### Problems
a. Decide whether each statement below agrees with the article about the student comedy series Room and Board. Give yes or no for each, with the deciding words from the article in exact quotation. (i) Carmen Chan was the head writer of the first episode. (ii) Kuebler directs the show. (iii) The series is set in a boarding school.
b. Please carry on the article about the student comedy series Room and Board, starting after its final sentence.

### Source
--- --- ---

Senior Leah Gaydos recognized that there was a problem and decided to solve it by creating a student-run comedy series, titled Room and Board, after drama teacher Jill Kuebler told her that she created one in college.

“Because of the small cast size this year in the play, we still had so many good actors who didn’t really have any opportunities to do anything,” Gaydos said. “So [Mrs. Kuebler] decided to bring [a comedy show] here.”

Gaydos produces the show and wishes to become a professional producer and hopes this series will help her in achieving her goal.

EHS students write, produce, direct, manage and perform in the show with little to no help from Kuebler.  

In order to come up with the topic of the show, a group of writers, who volunteered to help with the script, discussed possible ideas, until they came up with Room and Board.

“It’s kind of like a ‘Friends’ meets ‘It’s Always Sunny in Philidelphia’ type of thing,” Gaydos said. “It’s about these five students who all end up in the same boarding school and end up in the same dorm building.”

The show features additional characters, but the main cast includes Autumn Clark, played by junior Gracie Flood; Blake Cooper, played by sophomore Ryan Murphy; Courtney Winters, played by sophomore Emma Rotman; Dereck Liam Garrets, played by sophomore Dariel Martinez; and Skylar Quinn, played by senior Rileigh O’Brien.  

The writers began with a general idea for the show and elaborated on the specifics as they went. They wanted the show to be relatable for high schoolers, but with a few differences from EHS.

“We knew we wanted that core group of characters who were kind of like friends to represent just a little bit of the student body all together,” Gaydos said. “We wanted to take away the aspect of the restrictiveness of parents, and just guidance in general. It’s kind of like real life, but they are still high school students. So we came up with a boarding school because you’re not living with your parents, you’re not living with your family; you’re on your own, but you are still in high school.”

Senior Carmen Chan led the group as the script supervisor and was the head writer of the first episode. She will also perform as an extra or supporting character in some episodes.

Chan enjoys the cooperation that comes along with working in a group to write.

--- --- ---

### Excerpted data
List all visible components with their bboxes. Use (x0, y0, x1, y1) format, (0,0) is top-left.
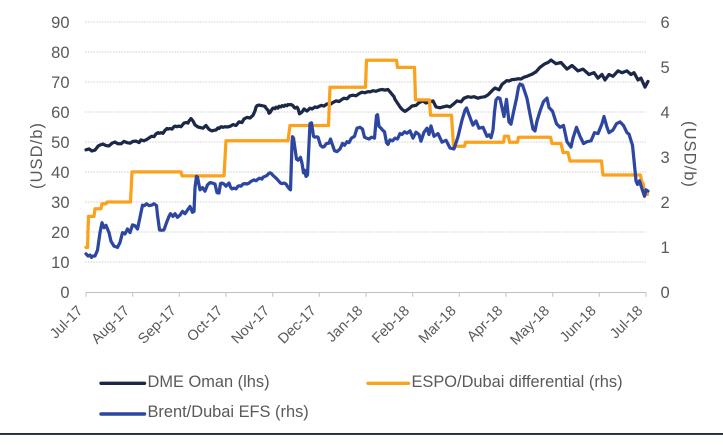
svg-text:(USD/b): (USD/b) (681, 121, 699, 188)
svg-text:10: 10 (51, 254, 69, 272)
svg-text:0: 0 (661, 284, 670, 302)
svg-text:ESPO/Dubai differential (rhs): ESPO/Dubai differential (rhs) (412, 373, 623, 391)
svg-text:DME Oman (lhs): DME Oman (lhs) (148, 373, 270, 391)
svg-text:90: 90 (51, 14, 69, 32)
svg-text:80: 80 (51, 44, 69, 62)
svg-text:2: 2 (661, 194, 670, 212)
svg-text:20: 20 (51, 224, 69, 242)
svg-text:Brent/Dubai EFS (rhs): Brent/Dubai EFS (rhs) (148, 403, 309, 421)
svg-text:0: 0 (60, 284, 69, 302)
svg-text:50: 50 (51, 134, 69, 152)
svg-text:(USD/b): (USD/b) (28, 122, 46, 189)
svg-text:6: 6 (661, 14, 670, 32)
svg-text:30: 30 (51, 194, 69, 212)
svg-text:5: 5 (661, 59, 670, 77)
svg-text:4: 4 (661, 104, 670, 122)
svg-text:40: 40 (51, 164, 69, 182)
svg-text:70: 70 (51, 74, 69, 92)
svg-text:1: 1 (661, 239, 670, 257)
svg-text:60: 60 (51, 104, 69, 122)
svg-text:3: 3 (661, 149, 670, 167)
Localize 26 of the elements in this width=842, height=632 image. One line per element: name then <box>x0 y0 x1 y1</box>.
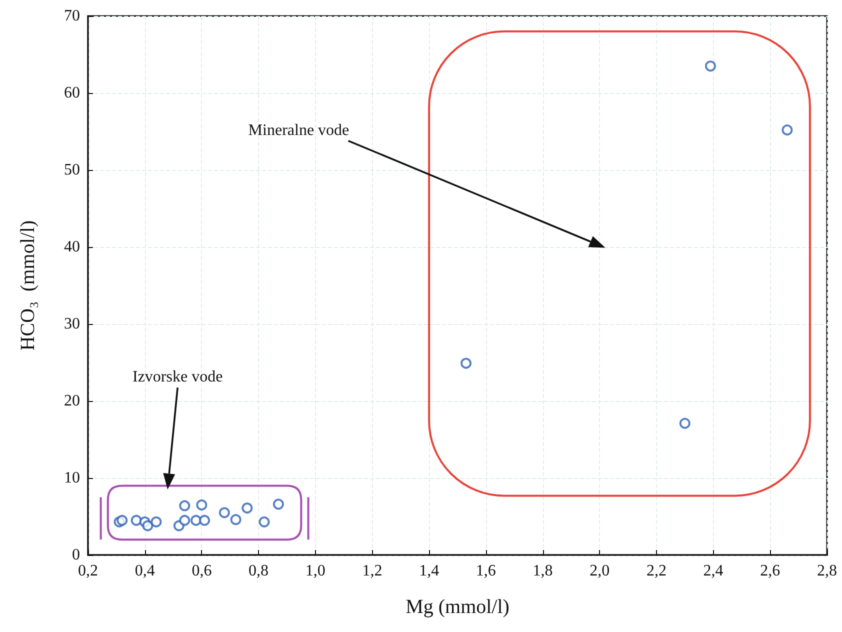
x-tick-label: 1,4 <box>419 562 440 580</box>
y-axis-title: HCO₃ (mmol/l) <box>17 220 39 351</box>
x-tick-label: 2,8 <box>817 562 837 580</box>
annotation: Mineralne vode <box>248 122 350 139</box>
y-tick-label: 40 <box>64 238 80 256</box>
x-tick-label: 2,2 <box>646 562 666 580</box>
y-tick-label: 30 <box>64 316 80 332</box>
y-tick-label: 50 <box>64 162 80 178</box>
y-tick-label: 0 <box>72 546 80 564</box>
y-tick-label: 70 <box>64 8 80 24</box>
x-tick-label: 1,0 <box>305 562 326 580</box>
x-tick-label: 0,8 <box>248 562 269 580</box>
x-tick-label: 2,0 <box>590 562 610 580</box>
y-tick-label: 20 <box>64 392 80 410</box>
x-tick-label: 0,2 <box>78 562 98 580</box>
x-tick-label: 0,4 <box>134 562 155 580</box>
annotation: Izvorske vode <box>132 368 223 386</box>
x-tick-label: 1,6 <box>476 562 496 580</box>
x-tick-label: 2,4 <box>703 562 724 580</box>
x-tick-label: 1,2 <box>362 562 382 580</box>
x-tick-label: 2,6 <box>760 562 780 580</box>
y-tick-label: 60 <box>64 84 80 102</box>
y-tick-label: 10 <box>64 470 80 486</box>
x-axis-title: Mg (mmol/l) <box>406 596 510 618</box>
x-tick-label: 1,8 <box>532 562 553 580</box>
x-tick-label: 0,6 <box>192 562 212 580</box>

--- --- ---

### Answers provided
a.
(i) Yes: "was the head writer of the first episode"
(ii) No: "EHS students write, produce, direct, manage and perform in the show with little to no help from Kuebler."
(iii) Yes: "end up in the same boarding school"

b.
“It’s a ton of fun collaborating with others and let’s us stretch our creative muscles,” Chan said. “As a team, it’s great. Everyone is very open to each other’s ideas, and we only build on each other. There’s a lot of diverse minds working together, and we all enjoy it immensely.”

Chan has written film scripts in the past, but she enjoys the challenge of a new project.

“With each script, something new always presents itself as a roadblock for the writer,” she said. “For me writing the first episode, the biggest challenge was trying to introduce all of the main characters and balancing the amount of screen time they got… It’s a great new experience, and I’m excited to see the direction it goes.”

Once the group solidified the main topic of the first episode, and eventually the script, the actors joined in to read through it, and eventually began rehearsing.

One such actor, O’Brien, finds the opportunity to be part of the show and working with others to be welcoming.

“It was something to do, something to still get out there and do what I like to do, which is act,” O’Brien said. “I just really like all of the people that we get to work with.”

She also likes the experience of making something of her own with friends.

“It’s just fun to make something that’s your own,” she said. “It’s a new experience that a lot of high schools don’t get to do.”

Rotman, who learned of the show at a Drama Department meeting, also savors spending time with everyone involved.

“I love performing, and it’s awesome to be able to do that through the comedy series,” Rotman said. “Everyone involved is so nice, and it creates a really great atmosphere.”

Because producing the show is so time consuming, sophomore Lauren Leader aids Gaydos by assistant directing. Her job includes helping with blocking during the rehearsals, as well as doing administrative and organizational work for the show.

Of her many jobs, Leader most enjoys her role during rehearsals.

“Taking notes and blocking during rehearsals is probably my favorite part in what I do,” Leader said. “I get to work directly with the actors and everyone in the show.”

Other students also assist behind the scenes to make the show run smoothly.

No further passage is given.